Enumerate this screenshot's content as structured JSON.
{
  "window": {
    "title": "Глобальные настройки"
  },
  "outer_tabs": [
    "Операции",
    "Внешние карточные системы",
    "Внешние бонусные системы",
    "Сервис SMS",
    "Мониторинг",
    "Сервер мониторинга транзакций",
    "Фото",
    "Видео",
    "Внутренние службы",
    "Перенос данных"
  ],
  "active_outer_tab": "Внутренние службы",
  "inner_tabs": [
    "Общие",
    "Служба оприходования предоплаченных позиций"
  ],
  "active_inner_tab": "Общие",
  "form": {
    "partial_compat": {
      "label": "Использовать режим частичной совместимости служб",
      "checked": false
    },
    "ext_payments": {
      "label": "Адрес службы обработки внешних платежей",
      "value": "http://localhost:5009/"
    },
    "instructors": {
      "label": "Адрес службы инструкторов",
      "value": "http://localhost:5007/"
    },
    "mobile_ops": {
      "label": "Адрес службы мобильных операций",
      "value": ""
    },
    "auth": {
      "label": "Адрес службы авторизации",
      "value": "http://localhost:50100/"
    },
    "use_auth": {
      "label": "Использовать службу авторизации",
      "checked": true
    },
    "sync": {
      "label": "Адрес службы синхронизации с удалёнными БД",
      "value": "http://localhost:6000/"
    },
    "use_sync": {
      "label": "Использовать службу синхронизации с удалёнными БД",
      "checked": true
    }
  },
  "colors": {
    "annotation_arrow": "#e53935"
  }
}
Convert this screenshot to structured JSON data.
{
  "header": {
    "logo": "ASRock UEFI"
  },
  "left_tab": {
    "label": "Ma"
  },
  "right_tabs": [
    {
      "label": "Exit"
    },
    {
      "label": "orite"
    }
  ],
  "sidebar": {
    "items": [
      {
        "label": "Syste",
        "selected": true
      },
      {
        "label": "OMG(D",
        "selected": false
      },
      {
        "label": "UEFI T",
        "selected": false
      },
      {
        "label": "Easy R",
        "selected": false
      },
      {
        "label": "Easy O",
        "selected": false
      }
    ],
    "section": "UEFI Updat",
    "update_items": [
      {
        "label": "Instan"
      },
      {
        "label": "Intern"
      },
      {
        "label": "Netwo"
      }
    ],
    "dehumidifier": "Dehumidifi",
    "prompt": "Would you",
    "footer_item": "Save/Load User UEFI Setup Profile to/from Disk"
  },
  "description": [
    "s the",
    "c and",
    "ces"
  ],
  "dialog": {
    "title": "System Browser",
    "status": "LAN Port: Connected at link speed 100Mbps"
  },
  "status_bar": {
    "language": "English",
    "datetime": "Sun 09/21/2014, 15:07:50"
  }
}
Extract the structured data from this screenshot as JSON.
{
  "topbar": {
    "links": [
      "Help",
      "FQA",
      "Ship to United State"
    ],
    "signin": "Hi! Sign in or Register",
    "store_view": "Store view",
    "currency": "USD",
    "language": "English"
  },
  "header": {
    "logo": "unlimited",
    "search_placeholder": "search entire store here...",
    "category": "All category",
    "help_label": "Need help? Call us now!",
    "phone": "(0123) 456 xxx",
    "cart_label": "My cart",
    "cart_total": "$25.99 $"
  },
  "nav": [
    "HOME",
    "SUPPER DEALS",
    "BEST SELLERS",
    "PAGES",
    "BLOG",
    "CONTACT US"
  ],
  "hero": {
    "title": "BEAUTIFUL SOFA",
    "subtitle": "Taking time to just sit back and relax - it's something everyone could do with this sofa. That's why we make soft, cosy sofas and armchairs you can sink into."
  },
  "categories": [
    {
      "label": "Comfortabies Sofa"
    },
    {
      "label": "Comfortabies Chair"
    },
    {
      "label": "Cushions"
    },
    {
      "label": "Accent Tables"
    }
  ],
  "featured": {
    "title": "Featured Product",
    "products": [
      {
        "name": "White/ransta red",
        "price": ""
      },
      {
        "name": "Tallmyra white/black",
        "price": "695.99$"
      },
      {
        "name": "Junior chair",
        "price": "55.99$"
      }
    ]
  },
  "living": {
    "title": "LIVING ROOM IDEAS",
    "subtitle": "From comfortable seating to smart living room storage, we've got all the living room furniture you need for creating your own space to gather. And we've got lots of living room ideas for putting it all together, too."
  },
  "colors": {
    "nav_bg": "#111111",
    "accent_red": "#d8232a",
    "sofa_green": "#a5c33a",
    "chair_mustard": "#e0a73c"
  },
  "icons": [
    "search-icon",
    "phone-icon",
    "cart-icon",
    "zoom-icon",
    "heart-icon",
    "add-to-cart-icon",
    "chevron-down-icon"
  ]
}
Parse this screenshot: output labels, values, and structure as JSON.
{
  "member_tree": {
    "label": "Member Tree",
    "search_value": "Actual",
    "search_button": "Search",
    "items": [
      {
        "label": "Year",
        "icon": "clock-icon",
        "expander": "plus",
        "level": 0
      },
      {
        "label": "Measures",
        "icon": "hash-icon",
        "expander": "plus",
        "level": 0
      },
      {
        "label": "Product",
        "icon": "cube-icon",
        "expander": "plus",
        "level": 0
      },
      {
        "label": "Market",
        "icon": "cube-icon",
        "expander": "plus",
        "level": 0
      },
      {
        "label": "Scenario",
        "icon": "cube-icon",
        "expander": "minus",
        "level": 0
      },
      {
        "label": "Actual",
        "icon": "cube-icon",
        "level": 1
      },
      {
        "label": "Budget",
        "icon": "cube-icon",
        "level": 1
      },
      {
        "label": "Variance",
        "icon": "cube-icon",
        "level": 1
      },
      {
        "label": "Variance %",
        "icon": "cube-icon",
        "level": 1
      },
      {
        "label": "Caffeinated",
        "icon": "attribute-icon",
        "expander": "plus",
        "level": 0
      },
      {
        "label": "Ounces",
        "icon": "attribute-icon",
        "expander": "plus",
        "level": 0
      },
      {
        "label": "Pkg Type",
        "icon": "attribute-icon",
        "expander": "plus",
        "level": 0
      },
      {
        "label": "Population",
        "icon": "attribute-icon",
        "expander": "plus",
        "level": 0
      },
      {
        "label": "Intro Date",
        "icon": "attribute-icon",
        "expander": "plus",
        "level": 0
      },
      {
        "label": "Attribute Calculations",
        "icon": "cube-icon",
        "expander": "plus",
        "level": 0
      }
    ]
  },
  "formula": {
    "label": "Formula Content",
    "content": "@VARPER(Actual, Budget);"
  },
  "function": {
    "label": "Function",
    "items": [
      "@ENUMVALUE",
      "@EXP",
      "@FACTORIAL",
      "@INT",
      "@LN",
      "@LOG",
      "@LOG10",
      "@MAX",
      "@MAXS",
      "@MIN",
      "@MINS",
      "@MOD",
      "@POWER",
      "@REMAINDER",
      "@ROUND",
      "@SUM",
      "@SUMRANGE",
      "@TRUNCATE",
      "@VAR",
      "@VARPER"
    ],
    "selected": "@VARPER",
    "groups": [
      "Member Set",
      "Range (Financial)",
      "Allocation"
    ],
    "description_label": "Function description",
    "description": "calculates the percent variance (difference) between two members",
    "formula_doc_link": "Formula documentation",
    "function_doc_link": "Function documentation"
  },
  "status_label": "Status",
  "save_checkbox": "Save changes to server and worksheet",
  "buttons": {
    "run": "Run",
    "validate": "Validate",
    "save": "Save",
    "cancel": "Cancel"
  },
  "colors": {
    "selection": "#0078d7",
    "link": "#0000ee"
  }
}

++++++++++++++++++++

What needs to be done:
Copy each record from above exactly, and include every line.

Written answer:
Enumerate this screenshot's content as structured JSON.
{
  "window": {
    "title": "Глобальные настройки"
  },
  "outer_tabs": [
    "Операции",
    "Внешние карточные системы",
    "Внешние бонусные системы",
    "Сервис SMS",
    "Мониторинг",
    "Сервер мониторинга транзакций",
    "Фото",
    "Видео",
    "Внутренние службы",
    "Перенос данных"
  ],
  "active_outer_tab": "Внутренние службы",
  "inner_tabs": [
    "Общие",
    "Служба оприходования предоплаченных позиций"
  ],
  "active_inner_tab": "Общие",
  "form": {
    "partial_compat": {
      "label": "Использовать режим частичной совместимости служб",
      "checked": false
    },
    "ext_payments": {
      "label": "Адрес службы обработки внешних платежей",
      "value": "http://localhost:5009/"
    },
    "instructors": {
      "label": "Адрес службы инструкторов",
      "value": "http://localhost:5007/"
    },
    "mobile_ops": {
      "label": "Адрес службы мобильных операций",
      "value": ""
    },
    "auth": {
      "label": "Адрес службы авторизации",
      "value": "http://localhost:50100/"
    },
    "use_auth": {
      "label": "Использовать службу авторизации",
      "checked": true
    },
    "sync": {
      "label": "Адрес службы синхронизации с удалёнными БД",
      "value": "http://localhost:6000/"
    },
    "use_sync": {
      "label": "Использовать службу синхронизации с удалёнными БД",
      "checked": true
    }
  },
  "colors": {
    "annotation_arrow": "#e53935"
  }
}
Convert this screenshot to structured JSON data.
{
  "header": {
    "logo": "ASRock UEFI"
  },
  "left_tab": {
    "label": "Ma"
  },
  "right_tabs": [
    {
      "label": "Exit"
    },
    {
      "label": "orite"
    }
  ],
  "sidebar": {
    "items": [
      {
        "label": "Syste",
        "selected": true
      },
      {
        "label": "OMG(D",
        "selected": false
      },
      {
        "label": "UEFI T",
        "selected": false
      },
      {
        "label": "Easy R",
        "selected": false
      },
      {
        "label": "Easy O",
        "selected": false
      }
    ],
    "section": "UEFI Updat",
    "update_items": [
      {
        "label": "Instan"
      },
      {
        "label": "Intern"
      },
      {
        "label": "Netwo"
      }
    ],
    "dehumidifier": "Dehumidifi",
    "prompt": "Would you",
    "footer_item": "Save/Load User UEFI Setup Profile to/from Disk"
  },
  "description": [
    "s the",
    "c and",
    "ces"
  ],
  "dialog": {
    "title": "System Browser",
    "status": "LAN Port: Connected at link speed 100Mbps"
  },
  "status_bar": {
    "language": "English",
    "datetime": "Sun 09/21/2014, 15:07:50"
  }
}
Extract the structured data from this screenshot as JSON.
{
  "topbar": {
    "links": [
      "Help",
      "FQA",
      "Ship to United State"
    ],
    "signin": "Hi! Sign in or Register",
    "store_view": "Store view",
    "currency": "USD",
    "language": "English"
  },
  "header": {
    "logo": "unlimited",
    "search_placeholder": "search entire store here...",
    "category": "All category",
    "help_label": "Need help? Call us now!",
    "phone": "(0123) 456 xxx",
    "cart_label": "My cart",
    "cart_total": "$25.99 $"
  },
  "nav": [
    "HOME",
    "SUPPER DEALS",
    "BEST SELLERS",
    "PAGES",
    "BLOG",
    "CONTACT US"
  ],
  "hero": {
    "title": "BEAUTIFUL SOFA",
    "subtitle": "Taking time to just sit back and relax - it's something everyone could do with this sofa. That's why we make soft, cosy sofas and armchairs you can sink into."
  },
  "categories": [
    {
      "label": "Comfortabies Sofa"
    },
    {
      "label": "Comfortabies Chair"
    },
    {
      "label": "Cushions"
    },
    {
      "label": "Accent Tables"
    }
  ],
  "featured": {
    "title": "Featured Product",
    "products": [
      {
        "name": "White/ransta red",
        "price": ""
      },
      {
        "name": "Tallmyra white/black",
        "price": "695.99$"
      },
      {
        "name": "Junior chair",
        "price": "55.99$"
      }
    ]
  },
  "living": {
    "title": "LIVING ROOM IDEAS",
    "subtitle": "From comfortable seating to smart living room storage, we've got all the living room furniture you need for creating your own space to gather. And we've got lots of living room ideas for putting it all together, too."
  },
  "colors": {
    "nav_bg": "#111111",
    "accent_red": "#d8232a",
    "sofa_green": "#a5c33a",
    "chair_mustard": "#e0a73c"
  },
  "icons": [
    "search-icon",
    "phone-icon",
    "cart-icon",
    "zoom-icon",
    "heart-icon",
    "add-to-cart-icon",
    "chevron-down-icon"
  ]
}
Parse this screenshot: output labels, values, and structure as JSON.
{
  "member_tree": {
    "label": "Member Tree",
    "search_value": "Actual",
    "search_button": "Search",
    "items": [
      {
        "label": "Year",
        "icon": "clock-icon",
        "expander": "plus",
        "level": 0
      },
      {
        "label": "Measures",
        "icon": "hash-icon",
        "expander": "plus",
        "level": 0
      },
      {
        "label": "Product",
        "icon": "cube-icon",
        "expander": "plus",
        "level": 0
      },
      {
        "label": "Market",
        "icon": "cube-icon",
        "expander": "plus",
        "level": 0
      },
      {
        "label": "Scenario",
        "icon": "cube-icon",
        "expander": "minus",
        "level": 0
      },
      {
        "label": "Actual",
        "icon": "cube-icon",
        "level": 1
      },
      {
        "label": "Budget",
        "icon": "cube-icon",
        "level": 1
      },
      {
        "label": "Variance",
        "icon": "cube-icon",
        "level": 1
      },
      {
        "label": "Variance %",
        "icon": "cube-icon",
        "level": 1
      },
      {
        "label": "Caffeinated",
        "icon": "attribute-icon",
        "expander": "plus",
        "level": 0
      },
      {
        "label": "Ounces",
        "icon": "attribute-icon",
        "expander": "plus",
        "level": 0
      },
      {
        "label": "Pkg Type",
        "icon": "attribute-icon",
        "expander": "plus",
        "level": 0
      },
      {
        "label": "Population",
        "icon": "attribute-icon",
        "expander": "plus",
        "level": 0
      },
      {
        "label": "Intro Date",
        "icon": "attribute-icon",
        "expander": "plus",
        "level": 0
      },
      {
        "label": "Attribute Calculations",
        "icon": "cube-icon",
        "expander": "plus",
        "level": 0
      }
    ]
  },
  "formula": {
    "label": "Formula Content",
    "content": "@VARPER(Actual, Budget);"
  },
  "function": {
    "label": "Function",
    "items": [
      "@ENUMVALUE",
      "@EXP",
      "@FACTORIAL",
      "@INT",
      "@LN",
      "@LOG",
      "@LOG10",
      "@MAX",
      "@MAXS",
      "@MIN",
      "@MINS",
      "@MOD",
      "@POWER",
      "@REMAINDER",
      "@ROUND",
      "@SUM",
      "@SUMRANGE",
      "@TRUNCATE",
      "@VAR",
      "@VARPER"
    ],
    "selected": "@VARPER",
    "groups": [
      "Member Set",
      "Range (Financial)",
      "Allocation"
    ],
    "description_label": "Function description",
    "description": "calculates the percent variance (difference) between two members",
    "formula_doc_link": "Formula documentation",
    "function_doc_link": "Function documentation"
  },
  "status_label": "Status",
  "save_checkbox": "Save changes to server and worksheet",
  "buttons": {
    "run": "Run",
    "validate": "Validate",
    "save": "Save",
    "cancel": "Cancel"
  },
  "colors": {
    "selection": "#0078d7",
    "link": "#0000ee"
  }
}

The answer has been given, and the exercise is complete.